§ **WHAT TO WORK ON**:
- a) Turn the paragraph of the library post that opens with "Manchester, a public school" into a short bulleted list of its main facts.
- b) In the entries, take the stretch from the first line through the line containing "text: Peak of", switch "top-left" to "upper-left", and return those lines with everything else left the same.

§ **EXTRACT PROVIDED**:
On Tuesday afternoon, Sheila May-Stein posted the following photo to my wall on Facebook, explaining that this is the entire fiction section in the library at Pittsburgh Manchester preK-8. There are only 40 usable books. She wrote that she was “Feeling overwhelmed and despondent when I see pictures of ipad labs and brand new books and all the other privileges white suburban kids have when I compare it to what the kids at this school have. They are learning every day that they aren’t worth clean, fresh paint and unstained carpets and books that aren’t 65 years old.”
Manchester, a public school in the city’s long-struggling Northside neighborhood, has not had a librarian or a library in years. The students are over 90% African-American. These facts alone raises serious issues about equity within the Pittsburgh Public School district, since schools in other parts of the city have maintained lovely libraries. Last year, 49 of the city’s 59 schools had libraries, begging the question, what happened to the missing ten? However, the District has recently committed itself to having library services at all schools starting this academic year. [PPS “Equity: Getting to All” report, p. 20] As a result, they have hired Sheila on a temporary basis to work at Manchester getting the library re-opened.
A picture can be worth a thousand words, and her photograph of those destitute shelves has sparked a firestorm. On Tuesday evening, I posted the photo to Yinzercation’s Facebook page and wrote:
We can change this situation right now, this week. We are starting a book donation drive — perhaps make Manchester your new library-sister-school? The kids need FICTION only, appropriate for kids in 2nd-8th grade in GREAT condition. All donations can be dropped off on Sheila’s porch in Squirrel Hill (contact us for address if you’re local) or, boxed up, and sent to Manchester Elementary, labeled for the Library. You can also check out the Amazon Wish List for Manchester if you prefer to send them something new.

§ **DATA TO USE**:
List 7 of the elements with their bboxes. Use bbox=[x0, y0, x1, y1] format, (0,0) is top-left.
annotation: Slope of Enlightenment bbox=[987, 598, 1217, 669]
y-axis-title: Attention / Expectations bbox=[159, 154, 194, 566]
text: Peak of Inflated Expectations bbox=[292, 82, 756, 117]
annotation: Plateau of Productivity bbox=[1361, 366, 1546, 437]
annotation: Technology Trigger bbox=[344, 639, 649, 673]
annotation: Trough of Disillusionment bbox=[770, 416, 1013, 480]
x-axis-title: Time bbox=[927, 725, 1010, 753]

§ **SOLVED TASKS**:
- a)
- Manchester is a public school in Pittsburgh's Northside neighborhood and has had no librarian or library for years.
- Over 90% of its students are African-American.
- Schools elsewhere in the city have kept good libraries, which raises equity concerns within the district.
- Last year, 49 of the city's 59 schools had libraries.
- The District has committed to library services at all schools starting this academic year.
- It has hired Sheila on a temporary basis to reopen Manchester's library.

- b)
List 7 of the elements with their bboxes. Use bbox=[x0, y0, x1, y1] format, (0,0) is upper-left.
annotation: Slope of Enlightenment bbox=[987, 598, 1217, 669]
y-axis-title: Attention / Expectations bbox=[159, 154, 194, 566]
text: Peak of Inflated Expectations bbox=[292, 82, 756, 117]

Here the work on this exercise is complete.